* PROBLEM DESCRIPTION *
Check each line of the listing for the string "JSON", then state how many lines have it. Only the number is wanted.

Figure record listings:
Start

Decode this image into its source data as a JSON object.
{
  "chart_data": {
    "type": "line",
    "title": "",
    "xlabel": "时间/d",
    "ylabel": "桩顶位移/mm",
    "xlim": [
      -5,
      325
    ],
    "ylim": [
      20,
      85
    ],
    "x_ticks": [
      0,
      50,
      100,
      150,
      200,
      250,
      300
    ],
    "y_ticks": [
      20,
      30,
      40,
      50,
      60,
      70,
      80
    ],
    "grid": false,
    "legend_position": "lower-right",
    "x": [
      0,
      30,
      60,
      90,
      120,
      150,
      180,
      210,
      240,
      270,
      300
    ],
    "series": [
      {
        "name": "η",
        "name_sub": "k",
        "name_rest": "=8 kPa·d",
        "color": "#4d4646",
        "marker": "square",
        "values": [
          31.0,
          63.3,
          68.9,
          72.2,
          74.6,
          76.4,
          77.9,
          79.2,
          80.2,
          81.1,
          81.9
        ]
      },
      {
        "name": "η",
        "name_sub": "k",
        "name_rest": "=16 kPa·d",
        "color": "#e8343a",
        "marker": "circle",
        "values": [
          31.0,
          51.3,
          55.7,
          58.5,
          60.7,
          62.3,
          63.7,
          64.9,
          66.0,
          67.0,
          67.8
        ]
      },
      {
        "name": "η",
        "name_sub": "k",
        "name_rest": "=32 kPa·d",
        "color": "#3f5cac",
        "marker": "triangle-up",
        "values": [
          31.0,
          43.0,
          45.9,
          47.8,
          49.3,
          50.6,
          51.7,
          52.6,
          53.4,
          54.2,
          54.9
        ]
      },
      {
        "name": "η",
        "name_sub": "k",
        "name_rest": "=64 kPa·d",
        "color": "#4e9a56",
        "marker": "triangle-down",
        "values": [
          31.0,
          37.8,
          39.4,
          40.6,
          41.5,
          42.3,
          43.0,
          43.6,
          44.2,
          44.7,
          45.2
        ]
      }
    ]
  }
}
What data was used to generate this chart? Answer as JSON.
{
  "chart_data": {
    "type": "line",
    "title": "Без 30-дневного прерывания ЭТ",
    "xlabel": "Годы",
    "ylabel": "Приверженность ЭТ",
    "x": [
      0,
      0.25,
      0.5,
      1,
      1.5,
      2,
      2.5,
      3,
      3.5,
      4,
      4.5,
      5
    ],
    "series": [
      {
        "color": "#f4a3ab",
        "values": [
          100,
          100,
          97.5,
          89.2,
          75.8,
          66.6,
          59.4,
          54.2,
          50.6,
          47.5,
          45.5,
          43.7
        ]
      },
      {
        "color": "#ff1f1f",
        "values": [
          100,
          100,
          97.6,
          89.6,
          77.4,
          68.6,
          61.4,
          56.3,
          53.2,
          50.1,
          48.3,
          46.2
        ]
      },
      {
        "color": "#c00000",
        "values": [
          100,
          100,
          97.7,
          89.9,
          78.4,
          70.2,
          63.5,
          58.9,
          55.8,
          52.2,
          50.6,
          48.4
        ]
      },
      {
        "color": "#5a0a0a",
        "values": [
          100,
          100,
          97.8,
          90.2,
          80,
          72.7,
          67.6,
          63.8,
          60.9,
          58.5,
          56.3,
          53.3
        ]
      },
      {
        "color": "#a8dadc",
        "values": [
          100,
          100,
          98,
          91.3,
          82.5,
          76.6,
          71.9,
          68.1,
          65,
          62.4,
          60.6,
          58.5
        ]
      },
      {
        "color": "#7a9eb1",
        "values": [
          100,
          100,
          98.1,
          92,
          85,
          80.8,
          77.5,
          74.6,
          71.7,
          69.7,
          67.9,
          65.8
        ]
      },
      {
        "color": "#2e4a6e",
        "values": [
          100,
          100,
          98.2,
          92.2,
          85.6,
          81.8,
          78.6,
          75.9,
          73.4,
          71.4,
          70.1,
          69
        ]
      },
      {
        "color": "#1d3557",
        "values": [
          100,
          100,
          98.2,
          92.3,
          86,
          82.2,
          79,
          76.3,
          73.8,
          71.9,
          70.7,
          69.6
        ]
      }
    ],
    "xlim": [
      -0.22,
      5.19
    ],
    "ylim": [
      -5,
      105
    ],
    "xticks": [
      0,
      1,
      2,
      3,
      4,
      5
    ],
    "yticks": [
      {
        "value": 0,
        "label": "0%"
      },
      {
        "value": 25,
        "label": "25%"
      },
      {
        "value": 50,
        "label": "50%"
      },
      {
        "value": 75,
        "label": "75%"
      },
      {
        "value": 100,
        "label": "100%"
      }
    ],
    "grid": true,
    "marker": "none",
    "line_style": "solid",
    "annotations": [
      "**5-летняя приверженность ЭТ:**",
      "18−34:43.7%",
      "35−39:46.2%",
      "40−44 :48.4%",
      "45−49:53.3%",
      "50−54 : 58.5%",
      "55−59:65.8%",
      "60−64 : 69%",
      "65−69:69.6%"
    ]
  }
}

End

* OUTPUT FOR THIS EXERCISE *
2